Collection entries

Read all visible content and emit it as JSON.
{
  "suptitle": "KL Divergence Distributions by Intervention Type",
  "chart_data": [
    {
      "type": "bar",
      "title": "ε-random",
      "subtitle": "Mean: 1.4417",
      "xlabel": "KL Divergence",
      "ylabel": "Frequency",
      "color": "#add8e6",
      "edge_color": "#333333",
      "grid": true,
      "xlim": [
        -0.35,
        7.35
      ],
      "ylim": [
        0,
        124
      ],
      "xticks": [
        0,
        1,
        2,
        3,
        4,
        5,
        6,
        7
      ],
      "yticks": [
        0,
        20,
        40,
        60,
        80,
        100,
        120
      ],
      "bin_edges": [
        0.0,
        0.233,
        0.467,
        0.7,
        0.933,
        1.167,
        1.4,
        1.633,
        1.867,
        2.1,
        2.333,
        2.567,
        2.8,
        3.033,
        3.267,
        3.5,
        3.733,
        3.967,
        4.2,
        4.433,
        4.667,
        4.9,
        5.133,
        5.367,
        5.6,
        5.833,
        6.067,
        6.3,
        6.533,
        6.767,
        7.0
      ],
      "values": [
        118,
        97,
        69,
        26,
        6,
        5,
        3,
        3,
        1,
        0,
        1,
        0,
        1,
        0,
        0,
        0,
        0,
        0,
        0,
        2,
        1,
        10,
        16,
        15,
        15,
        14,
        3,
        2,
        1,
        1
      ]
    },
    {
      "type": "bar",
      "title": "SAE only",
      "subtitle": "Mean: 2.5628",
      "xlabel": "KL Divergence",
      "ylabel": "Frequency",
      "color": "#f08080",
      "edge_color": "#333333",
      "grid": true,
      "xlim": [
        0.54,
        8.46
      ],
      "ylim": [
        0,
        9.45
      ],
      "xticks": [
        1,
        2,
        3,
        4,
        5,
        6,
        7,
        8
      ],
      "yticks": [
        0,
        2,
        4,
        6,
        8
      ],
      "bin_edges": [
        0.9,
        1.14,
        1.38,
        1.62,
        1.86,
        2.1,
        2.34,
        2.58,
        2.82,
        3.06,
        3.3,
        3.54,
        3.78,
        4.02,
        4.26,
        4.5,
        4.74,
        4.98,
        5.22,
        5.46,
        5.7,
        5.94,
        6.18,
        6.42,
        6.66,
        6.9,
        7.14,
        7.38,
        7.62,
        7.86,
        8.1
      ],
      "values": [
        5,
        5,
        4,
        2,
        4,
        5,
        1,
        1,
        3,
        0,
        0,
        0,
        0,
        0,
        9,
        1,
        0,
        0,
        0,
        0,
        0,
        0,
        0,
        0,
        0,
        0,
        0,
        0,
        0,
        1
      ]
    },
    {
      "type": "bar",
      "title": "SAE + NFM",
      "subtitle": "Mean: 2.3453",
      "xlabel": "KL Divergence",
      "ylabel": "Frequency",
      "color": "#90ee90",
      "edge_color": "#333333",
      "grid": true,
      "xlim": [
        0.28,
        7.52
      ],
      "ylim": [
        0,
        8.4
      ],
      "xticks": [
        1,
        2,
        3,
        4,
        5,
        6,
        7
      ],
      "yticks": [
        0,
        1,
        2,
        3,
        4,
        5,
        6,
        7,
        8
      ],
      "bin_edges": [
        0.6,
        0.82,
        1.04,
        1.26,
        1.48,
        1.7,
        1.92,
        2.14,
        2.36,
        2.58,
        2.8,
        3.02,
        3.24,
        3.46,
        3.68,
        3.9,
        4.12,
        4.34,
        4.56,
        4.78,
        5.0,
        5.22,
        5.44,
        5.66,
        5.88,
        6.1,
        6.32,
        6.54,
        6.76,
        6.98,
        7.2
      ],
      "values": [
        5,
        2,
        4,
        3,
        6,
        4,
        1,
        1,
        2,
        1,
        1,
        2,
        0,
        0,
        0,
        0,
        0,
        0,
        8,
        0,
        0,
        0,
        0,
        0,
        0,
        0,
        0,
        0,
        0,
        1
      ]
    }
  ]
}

-- Aim of the exercise --
Transcribe every line of the data, exactly as it stands.

-- Full solution --
Read all visible content and emit it as JSON.
{
  "suptitle": "KL Divergence Distributions by Intervention Type",
  "chart_data": [
    {
      "type": "bar",
      "title": "ε-random",
      "subtitle": "Mean: 1.4417",
      "xlabel": "KL Divergence",
      "ylabel": "Frequency",
      "color": "#add8e6",
      "edge_color": "#333333",
      "grid": true,
      "xlim": [
        -0.35,
        7.35
      ],
      "ylim": [
        0,
        124
      ],
      "xticks": [
        0,
        1,
        2,
        3,
        4,
        5,
        6,
        7
      ],
      "yticks": [
        0,
        20,
        40,
        60,
        80,
        100,
        120
      ],
      "bin_edges": [
        0.0,
        0.233,
        0.467,
        0.7,
        0.933,
        1.167,
        1.4,
        1.633,
        1.867,
        2.1,
        2.333,
        2.567,
        2.8,
        3.033,
        3.267,
        3.5,
        3.733,
        3.967,
        4.2,
        4.433,
        4.667,
        4.9,
        5.133,
        5.367,
        5.6,
        5.833,
        6.067,
        6.3,
        6.533,
        6.767,
        7.0
      ],
      "values": [
        118,
        97,
        69,
        26,
        6,
        5,
        3,
        3,
        1,
        0,
        1,
        0,
        1,
        0,
        0,
        0,
        0,
        0,
        0,
        2,
        1,
        10,
        16,
        15,
        15,
        14,
        3,
        2,
        1,
        1
      ]
    },
    {
      "type": "bar",
      "title": "SAE only",
      "subtitle": "Mean: 2.5628",
      "xlabel": "KL Divergence",
      "ylabel": "Frequency",
      "color": "#f08080",
      "edge_color": "#333333",
      "grid": true,
      "xlim": [
        0.54,
        8.46
      ],
      "ylim": [
        0,
        9.45
      ],
      "xticks": [
        1,
        2,
        3,
        4,
        5,
        6,
        7,
        8
      ],
      "yticks": [
        0,
        2,
        4,
        6,
        8
      ],
      "bin_edges": [
        0.9,
        1.14,
        1.38,
        1.62,
        1.86,
        2.1,
        2.34,
        2.58,
        2.82,
        3.06,
        3.3,
        3.54,
        3.78,
        4.02,
        4.26,
        4.5,
        4.74,
        4.98,
        5.22,
        5.46,
        5.7,
        5.94,
        6.18,
        6.42,
        6.66,
        6.9,
        7.14,
        7.38,
        7.62,
        7.86,
        8.1
      ],
      "values": [
        5,
        5,
        4,
        2,
        4,
        5,
        1,
        1,
        3,
        0,
        0,
        0,
        0,
        0,
        9,
        1,
        0,
        0,
        0,
        0,
        0,
        0,
        0,
        0,
        0,
        0,
        0,
        0,
        0,
        1
      ]
    },
    {
      "type": "bar",
      "title": "SAE + NFM",
      "subtitle": "Mean: 2.3453",
      "xlabel": "KL Divergence",
      "ylabel": "Frequency",
      "color": "#90ee90",
      "edge_color": "#333333",
      "grid": true,
      "xlim": [
        0.28,
        7.52
      ],
      "ylim": [
        0,
        8.4
      ],
      "xticks": [
        1,
        2,
        3,
        4,
        5,
        6,
        7
      ],
      "yticks": [
        0,
        1,
        2,
        3,
        4,
        5,
        6,
        7,
        8
      ],
      "bin_edges": [
        0.6,
        0.82,
        1.04,
        1.26,
        1.48,
        1.7,
        1.92,
        2.14,
        2.36,
        2.58,
        2.8,
        3.02,
        3.24,
        3.46,
        3.68,
        3.9,
        4.12,
        4.34,
        4.56,
        4.78,
        5.0,
        5.22,
        5.44,
        5.66,
        5.88,
        6.1,
        6.32,
        6.54,
        6.76,
        6.98,
        7.2
      ],
      "values": [
        5,
        2,
        4,
        3,
        6,
        4,
        1,
        1,
        2,
        1,
        1,
        2,
        0,
        0,
        0,
        0,
        0,
        0,
        8,
        0,
        0,
        0,
        0,
        0,
        0,
        0,
        0,
        0,
        0,
        1
      ]
    }
  ]
}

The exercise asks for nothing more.